— WHAT IS NEEDED —
Omit every picture and output the rest of the records exactly as they are.

○ ○ ○ ○ ○

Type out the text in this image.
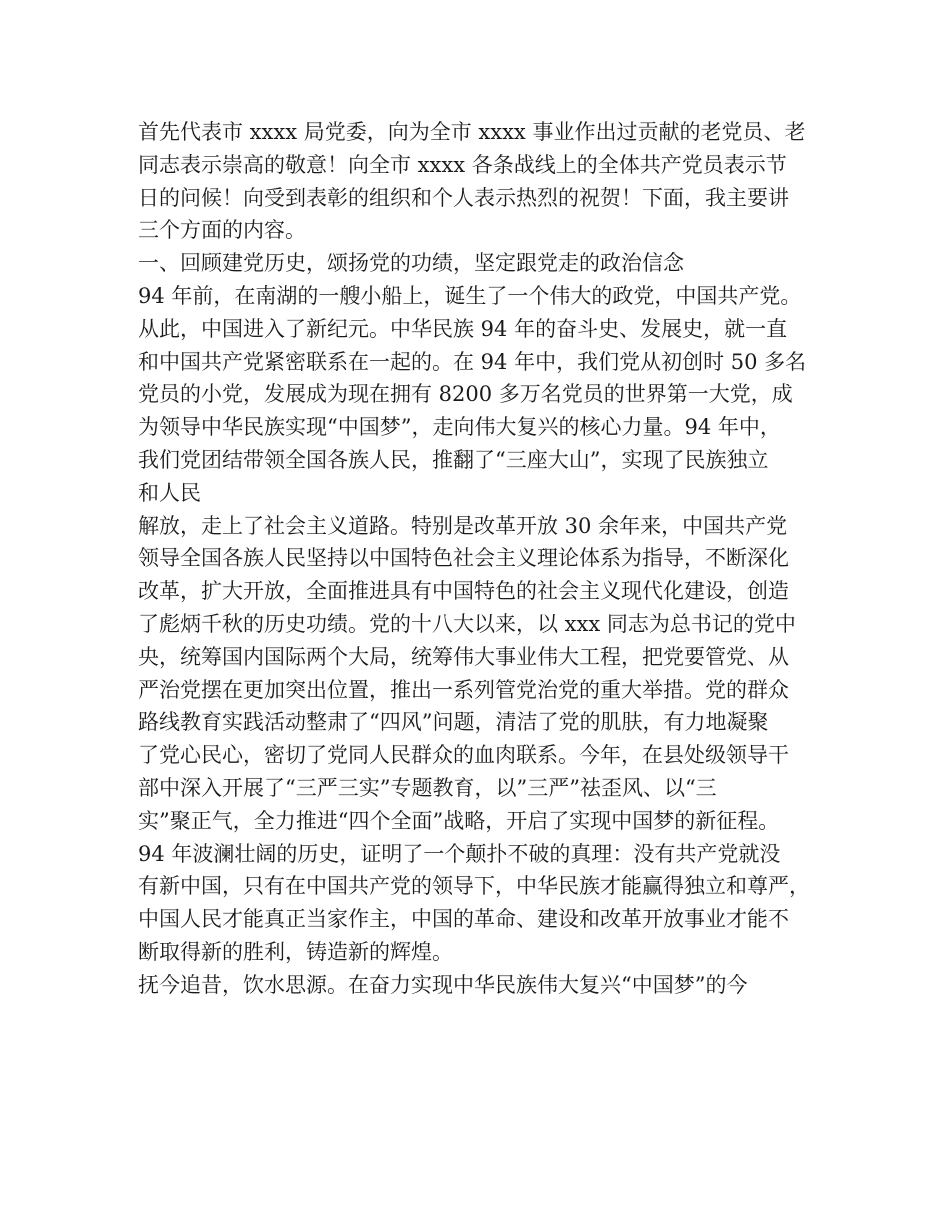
首先代表市 xxxx 局党委，向为全市 xxxx 事业作出过贡献的老党员、老
同志表示崇高的敬意！向全市 xxxx 各条战线上的全体共产党员表示节
日的问候！向受到表彰的组织和个人表示热烈的祝贺！下面，我主要讲
三个方面的内容。
一、回顾建党历史，颂扬党的功绩，坚定跟党走的政治信念
94 年前，在南湖的一艘小船上，诞生了一个伟大的政党，中国共产党。
从此，中国进入了新纪元。中华民族 94 年的奋斗史、发展史，就一直
和中国共产党紧密联系在一起的。在 94 年中，我们党从初创时 50 多名
党员的小党，发展成为现在拥有 8200 多万名党员的世界第一大党，成
为领导中华民族实现“中国梦”，走向伟大复兴的核心力量。94 年中，
我们党团结带领全国各族人民，推翻了“三座大山”，实现了民族独立
和人民
解放，走上了社会主义道路。特别是改革开放 30 余年来，中国共产党
领导全国各族人民坚持以中国特色社会主义理论体系为指导，不断深化
改革，扩大开放，全面推进具有中国特色的社会主义现代化建设，创造
了彪炳千秋的历史功绩。党的十八大以来，以 xxx 同志为总书记的党中
央，统筹国内国际两个大局，统筹伟大事业伟大工程，把党要管党、从
严治党摆在更加突出位置，推出一系列管党治党的重大举措。党的群众
路线教育实践活动整肃了“四风”问题，清洁了党的肌肤，有力地凝聚
了党心民心，密切了党同人民群众的血肉联系。今年，在县处级领导干
部中深入开展了“三严三实”专题教育，以”三严”祛歪风、以“三
实”聚正气，全力推进“四个全面”战略，开启了实现中国梦的新征程。
94 年波澜壮阔的历史，证明了一个颠扑不破的真理：没有共产党就没
有新中国，只有在中国共产党的领导下，中华民族才能赢得独立和尊严，
中国人民才能真正当家作主，中国的革命、建设和改革开放事业才能不
断取得新的胜利，铸造新的辉煌。
抚今追昔，饮水思源。在奋力实现中华民族伟大复兴“中国梦”的今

○ ○ ○ ○ ○

— WORKED ANSWER —
Type out the text in this image.
首先代表市 xxxx 局党委，向为全市 xxxx 事业作出过贡献的老党员、老
同志表示崇高的敬意！向全市 xxxx 各条战线上的全体共产党员表示节
日的问候！向受到表彰的组织和个人表示热烈的祝贺！下面，我主要讲
三个方面的内容。
一、回顾建党历史，颂扬党的功绩，坚定跟党走的政治信念
94 年前，在南湖的一艘小船上，诞生了一个伟大的政党，中国共产党。
从此，中国进入了新纪元。中华民族 94 年的奋斗史、发展史，就一直
和中国共产党紧密联系在一起的。在 94 年中，我们党从初创时 50 多名
党员的小党，发展成为现在拥有 8200 多万名党员的世界第一大党，成
为领导中华民族实现“中国梦”，走向伟大复兴的核心力量。94 年中，
我们党团结带领全国各族人民，推翻了“三座大山”，实现了民族独立
和人民
解放，走上了社会主义道路。特别是改革开放 30 余年来，中国共产党
领导全国各族人民坚持以中国特色社会主义理论体系为指导，不断深化
改革，扩大开放，全面推进具有中国特色的社会主义现代化建设，创造
了彪炳千秋的历史功绩。党的十八大以来，以 xxx 同志为总书记的党中
央，统筹国内国际两个大局，统筹伟大事业伟大工程，把党要管党、从
严治党摆在更加突出位置，推出一系列管党治党的重大举措。党的群众
路线教育实践活动整肃了“四风”问题，清洁了党的肌肤，有力地凝聚
了党心民心，密切了党同人民群众的血肉联系。今年，在县处级领导干
部中深入开展了“三严三实”专题教育，以”三严”祛歪风、以“三
实”聚正气，全力推进“四个全面”战略，开启了实现中国梦的新征程。
94 年波澜壮阔的历史，证明了一个颠扑不破的真理：没有共产党就没
有新中国，只有在中国共产党的领导下，中华民族才能赢得独立和尊严，
中国人民才能真正当家作主，中国的革命、建设和改革开放事业才能不
断取得新的胜利，铸造新的辉煌。
抚今追昔，饮水思源。在奋力实现中华民族伟大复兴“中国梦”的今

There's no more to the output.